§ What the exercise asks:
Can you restate the records below word for word?

§ Available records:
^^^^^^^^
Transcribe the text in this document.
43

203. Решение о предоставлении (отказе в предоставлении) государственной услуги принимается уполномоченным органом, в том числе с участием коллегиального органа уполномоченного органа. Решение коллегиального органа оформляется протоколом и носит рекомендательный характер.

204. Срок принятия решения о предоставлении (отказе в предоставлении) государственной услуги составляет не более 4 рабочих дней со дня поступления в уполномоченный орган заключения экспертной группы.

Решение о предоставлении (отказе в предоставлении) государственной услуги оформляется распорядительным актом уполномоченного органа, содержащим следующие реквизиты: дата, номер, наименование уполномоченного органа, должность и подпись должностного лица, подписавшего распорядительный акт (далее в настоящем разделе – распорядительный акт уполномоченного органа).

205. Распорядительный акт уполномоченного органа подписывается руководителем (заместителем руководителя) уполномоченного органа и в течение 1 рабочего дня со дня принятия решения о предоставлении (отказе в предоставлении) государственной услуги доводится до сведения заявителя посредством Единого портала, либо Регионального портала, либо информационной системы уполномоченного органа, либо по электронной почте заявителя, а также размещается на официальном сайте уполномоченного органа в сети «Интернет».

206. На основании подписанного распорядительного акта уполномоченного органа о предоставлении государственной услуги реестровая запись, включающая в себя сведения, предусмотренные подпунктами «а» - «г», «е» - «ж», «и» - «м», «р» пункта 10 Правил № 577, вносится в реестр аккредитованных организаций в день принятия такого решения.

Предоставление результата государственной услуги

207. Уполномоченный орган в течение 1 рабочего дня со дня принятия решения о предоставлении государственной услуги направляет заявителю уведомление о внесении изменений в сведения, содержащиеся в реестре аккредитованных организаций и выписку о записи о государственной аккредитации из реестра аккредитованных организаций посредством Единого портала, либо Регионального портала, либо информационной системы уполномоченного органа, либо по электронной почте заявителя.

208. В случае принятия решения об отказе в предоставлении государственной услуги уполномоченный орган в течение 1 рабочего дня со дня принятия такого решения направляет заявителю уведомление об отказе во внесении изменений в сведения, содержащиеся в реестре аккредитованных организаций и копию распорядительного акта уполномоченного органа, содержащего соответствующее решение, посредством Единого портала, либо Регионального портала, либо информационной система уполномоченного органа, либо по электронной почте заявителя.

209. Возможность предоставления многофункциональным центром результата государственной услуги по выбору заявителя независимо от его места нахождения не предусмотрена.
^^^^^^^^
§ Solved exercise:
Transcribe the text in this document.
43

203. Решение о предоставлении (отказе в предоставлении) государственной услуги принимается уполномоченным органом, в том числе с участием коллегиального органа уполномоченного органа. Решение коллегиального органа оформляется протоколом и носит рекомендательный характер.

204. Срок принятия решения о предоставлении (отказе в предоставлении) государственной услуги составляет не более 4 рабочих дней со дня поступления в уполномоченный орган заключения экспертной группы.

Решение о предоставлении (отказе в предоставлении) государственной услуги оформляется распорядительным актом уполномоченного органа, содержащим следующие реквизиты: дата, номер, наименование уполномоченного органа, должность и подпись должностного лица, подписавшего распорядительный акт (далее в настоящем разделе – распорядительный акт уполномоченного органа).

205. Распорядительный акт уполномоченного органа подписывается руководителем (заместителем руководителя) уполномоченного органа и в течение 1 рабочего дня со дня принятия решения о предоставлении (отказе в предоставлении) государственной услуги доводится до сведения заявителя посредством Единого портала, либо Регионального портала, либо информационной системы уполномоченного органа, либо по электронной почте заявителя, а также размещается на официальном сайте уполномоченного органа в сети «Интернет».

206. На основании подписанного распорядительного акта уполномоченного органа о предоставлении государственной услуги реестровая запись, включающая в себя сведения, предусмотренные подпунктами «а» - «г», «е» - «ж», «и» - «м», «р» пункта 10 Правил № 577, вносится в реестр аккредитованных организаций в день принятия такого решения.

Предоставление результата государственной услуги

207. Уполномоченный орган в течение 1 рабочего дня со дня принятия решения о предоставлении государственной услуги направляет заявителю уведомление о внесении изменений в сведения, содержащиеся в реестре аккредитованных организаций и выписку о записи о государственной аккредитации из реестра аккредитованных организаций посредством Единого портала, либо Регионального портала, либо информационной системы уполномоченного органа, либо по электронной почте заявителя.

208. В случае принятия решения об отказе в предоставлении государственной услуги уполномоченный орган в течение 1 рабочего дня со дня принятия такого решения направляет заявителю уведомление об отказе во внесении изменений в сведения, содержащиеся в реестре аккредитованных организаций и копию распорядительного акта уполномоченного органа, содержащего соответствующее решение, посредством Единого портала, либо Регионального портала, либо информационной система уполномоченного органа, либо по электронной почте заявителя.

209. Возможность предоставления многофункциональным центром результата государственной услуги по выбору заявителя независимо от его места нахождения не предусмотрена.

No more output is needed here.